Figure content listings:
- - - - - - -

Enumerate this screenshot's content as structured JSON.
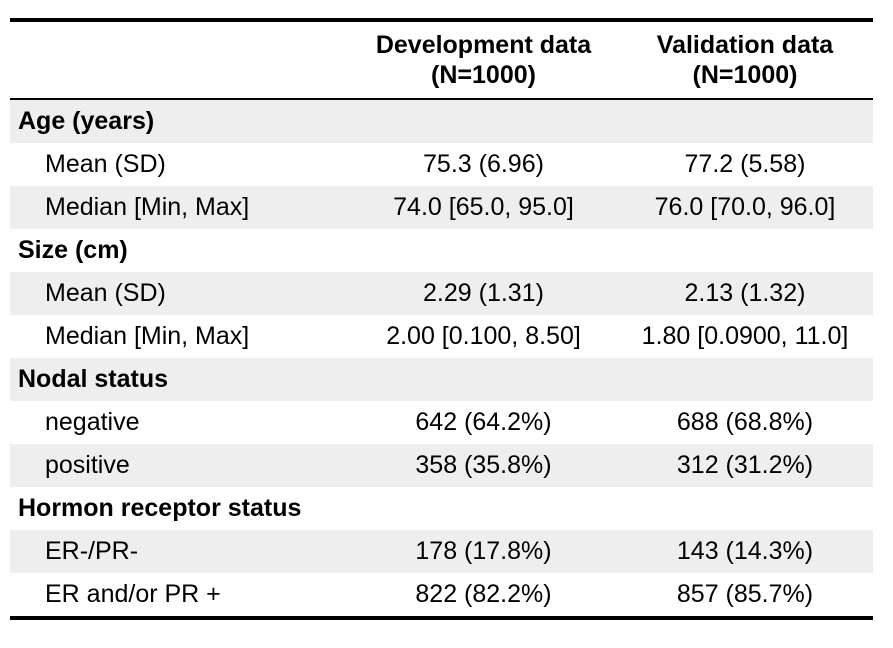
{
  "header": {
    "col_label": "",
    "development": {
      "title": "Development data",
      "n": "(N=1000)"
    },
    "validation": {
      "title": "Validation data",
      "n": "(N=1000)"
    }
  },
  "groups": [
    {
      "title": "Age (years)",
      "rows": [
        {
          "label": "Mean (SD)",
          "development": "75.3 (6.96)",
          "validation": "77.2 (5.58)"
        },
        {
          "label": "Median [Min, Max]",
          "development": "74.0 [65.0, 95.0]",
          "validation": "76.0 [70.0, 96.0]"
        }
      ]
    },
    {
      "title": "Size (cm)",
      "rows": [
        {
          "label": "Mean (SD)",
          "development": "2.29 (1.31)",
          "validation": "2.13 (1.32)"
        },
        {
          "label": "Median [Min, Max]",
          "development": "2.00 [0.100, 8.50]",
          "validation": "1.80 [0.0900, 11.0]"
        }
      ]
    },
    {
      "title": "Nodal status",
      "rows": [
        {
          "label": "negative",
          "development": "642 (64.2%)",
          "validation": "688 (68.8%)"
        },
        {
          "label": "positive",
          "development": "358 (35.8%)",
          "validation": "312 (31.2%)"
        }
      ]
    },
    {
      "title": "Hormon receptor status",
      "rows": [
        {
          "label": "ER-/PR-",
          "development": "178 (17.8%)",
          "validation": "143 (14.3%)"
        },
        {
          "label": "ER and/or PR +",
          "development": "822 (82.2%)",
          "validation": "857 (85.7%)"
        }
      ]
    }
  ]
}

- - - - - - -

## Instructions to follow
Go through the entries above and count the lines containing the word "data"; give only that count.

## Exercise solution
2